■ Records supplied:

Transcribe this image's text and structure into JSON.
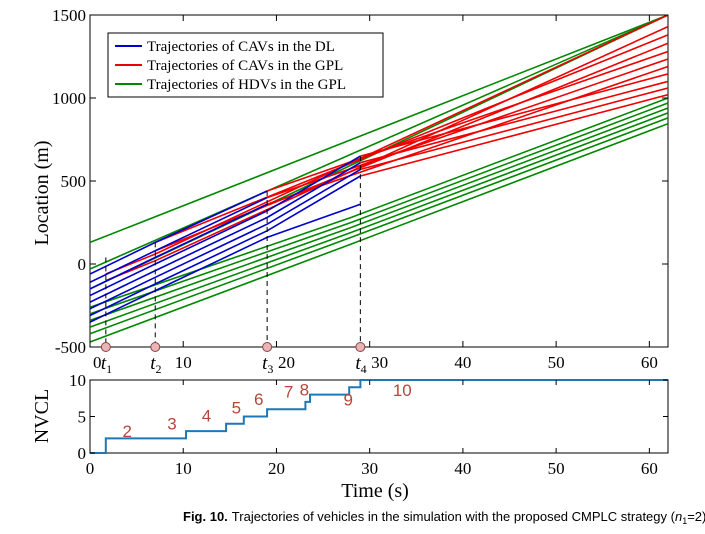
{
  "caption": {
    "prefix": "Fig. 10.",
    "text": "Trajectories of vehicles in the simulation with the proposed CMPLC strategy (",
    "n_var": "n",
    "n_sub": "1",
    "n_eq": "=2)"
  },
  "chart_data": [
    {
      "type": "line",
      "id": "trajectories",
      "xlim": [
        0,
        62
      ],
      "ylim": [
        -500,
        1500
      ],
      "xlabel": "",
      "ylabel": "Location (m)",
      "xticks": [
        {
          "value": 0,
          "label": "0"
        },
        {
          "value": 10,
          "label": "10"
        },
        {
          "value": 20,
          "label": "20"
        },
        {
          "value": 30,
          "label": "30"
        },
        {
          "value": 40,
          "label": "40"
        },
        {
          "value": 50,
          "label": "50"
        },
        {
          "value": 60,
          "label": "60"
        }
      ],
      "yticks": [
        {
          "value": -500,
          "label": "-500"
        },
        {
          "value": 0,
          "label": "0"
        },
        {
          "value": 500,
          "label": "500"
        },
        {
          "value": 1000,
          "label": "1000"
        },
        {
          "value": 1500,
          "label": "1500"
        }
      ],
      "legend": [
        {
          "label": "Trajectories of CAVs in the DL",
          "color": "#0000cc"
        },
        {
          "label": "Trajectories of CAVs in the GPL",
          "color": "#ee0000"
        },
        {
          "label": "Trajectories of HDVs in the GPL",
          "color": "#008800"
        }
      ],
      "time_markers": [
        {
          "t": 1.7,
          "name": "t",
          "sub": "1",
          "y_top": 40
        },
        {
          "t": 7.0,
          "name": "t",
          "sub": "2",
          "y_top": 130
        },
        {
          "t": 19.0,
          "name": "t",
          "sub": "3",
          "y_top": 440
        },
        {
          "t": 29.0,
          "name": "t",
          "sub": "4",
          "y_top": 650
        }
      ],
      "series_green_upper": [
        {
          "x": [
            0,
            62
          ],
          "y": [
            130,
            1500
          ]
        },
        {
          "x": [
            0,
            62
          ],
          "y": [
            -30,
            1500
          ]
        },
        {
          "x": [
            0,
            62
          ],
          "y": [
            -150,
            1500
          ]
        }
      ],
      "series_green_lower": [
        {
          "x": [
            0,
            28,
            62
          ],
          "y": [
            -260,
            280,
            1000
          ]
        },
        {
          "x": [
            0,
            28,
            62
          ],
          "y": [
            -300,
            250,
            970
          ]
        },
        {
          "x": [
            0,
            28,
            62
          ],
          "y": [
            -340,
            220,
            940
          ]
        },
        {
          "x": [
            0,
            28,
            62
          ],
          "y": [
            -380,
            190,
            910
          ]
        },
        {
          "x": [
            0,
            28,
            62
          ],
          "y": [
            -420,
            160,
            880
          ]
        },
        {
          "x": [
            0,
            28,
            62
          ],
          "y": [
            -470,
            120,
            845
          ]
        }
      ],
      "series_blue": [
        {
          "x": [
            0,
            7,
            19
          ],
          "y": [
            -60,
            130,
            440
          ]
        },
        {
          "x": [
            0,
            7,
            19
          ],
          "y": [
            -110,
            80,
            400
          ]
        },
        {
          "x": [
            0,
            7,
            19
          ],
          "y": [
            -150,
            40,
            360
          ]
        },
        {
          "x": [
            0,
            7,
            19,
            29
          ],
          "y": [
            -190,
            0,
            320,
            650
          ]
        },
        {
          "x": [
            0,
            7,
            19,
            29
          ],
          "y": [
            -230,
            -40,
            280,
            610
          ]
        },
        {
          "x": [
            0,
            7,
            19,
            29
          ],
          "y": [
            -270,
            -80,
            240,
            570
          ]
        },
        {
          "x": [
            0,
            7,
            19,
            29
          ],
          "y": [
            -310,
            -120,
            200,
            530
          ]
        },
        {
          "x": [
            0,
            7,
            19,
            29
          ],
          "y": [
            -350,
            -160,
            160,
            360
          ]
        }
      ],
      "series_red": [
        {
          "x": [
            1.7,
            7,
            62
          ],
          "y": [
            -60,
            60,
            1500
          ]
        },
        {
          "x": [
            1.7,
            7,
            62
          ],
          "y": [
            -100,
            20,
            1430
          ]
        },
        {
          "x": [
            7,
            62
          ],
          "y": [
            130,
            1380
          ]
        },
        {
          "x": [
            7,
            62
          ],
          "y": [
            80,
            1330
          ]
        },
        {
          "x": [
            19,
            62
          ],
          "y": [
            440,
            1280
          ]
        },
        {
          "x": [
            19,
            62
          ],
          "y": [
            400,
            1235
          ]
        },
        {
          "x": [
            19,
            62
          ],
          "y": [
            360,
            1190
          ]
        },
        {
          "x": [
            29,
            62
          ],
          "y": [
            650,
            1145
          ]
        },
        {
          "x": [
            29,
            62
          ],
          "y": [
            610,
            1100
          ]
        },
        {
          "x": [
            29,
            62
          ],
          "y": [
            570,
            1060
          ]
        },
        {
          "x": [
            29,
            62
          ],
          "y": [
            530,
            1020
          ]
        }
      ]
    },
    {
      "type": "line",
      "id": "nvcl",
      "step": true,
      "xlim": [
        0,
        62
      ],
      "ylim": [
        0,
        10
      ],
      "xlabel": "Time (s)",
      "ylabel": "NVCL",
      "xticks": [
        {
          "value": 0,
          "label": "0"
        },
        {
          "value": 10,
          "label": "10"
        },
        {
          "value": 20,
          "label": "20"
        },
        {
          "value": 30,
          "label": "30"
        },
        {
          "value": 40,
          "label": "40"
        },
        {
          "value": 50,
          "label": "50"
        },
        {
          "value": 60,
          "label": "60"
        }
      ],
      "yticks": [
        {
          "value": 0,
          "label": "0"
        },
        {
          "value": 5,
          "label": "5"
        },
        {
          "value": 10,
          "label": "10"
        }
      ],
      "color": "#1f77b4",
      "x": [
        0,
        1.7,
        7.0,
        10.3,
        14.6,
        16.5,
        19.0,
        23.1,
        23.6,
        27.8,
        29.0,
        62
      ],
      "y": [
        0,
        2,
        2,
        3,
        4,
        5,
        6,
        7,
        8,
        9,
        10,
        10
      ],
      "annotations": [
        {
          "text": "2",
          "x": 4.0,
          "y": 2.2
        },
        {
          "text": "3",
          "x": 8.8,
          "y": 3.2
        },
        {
          "text": "4",
          "x": 12.5,
          "y": 4.3
        },
        {
          "text": "5",
          "x": 15.7,
          "y": 5.4
        },
        {
          "text": "6",
          "x": 18.1,
          "y": 6.6
        },
        {
          "text": "7",
          "x": 21.3,
          "y": 7.6
        },
        {
          "text": "8",
          "x": 23.0,
          "y": 7.9
        },
        {
          "text": "9",
          "x": 27.7,
          "y": 6.5
        },
        {
          "text": "10",
          "x": 33.5,
          "y": 7.8
        }
      ]
    }
  ]
}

■ Written problem:
Review the preceding data and report every line that includes the string "text".

■ Reply:
Transcribe this image's text and structure into JSON.
    "text": "Trajectories of vehicles in the simulation with the proposed CMPLC strategy (",
          "text": "2",
          "text": "3",
          "text": "4",
          "text": "5",
          "text": "6",
          "text": "7",
          "text": "8",
          "text": "9",
          "text": "10",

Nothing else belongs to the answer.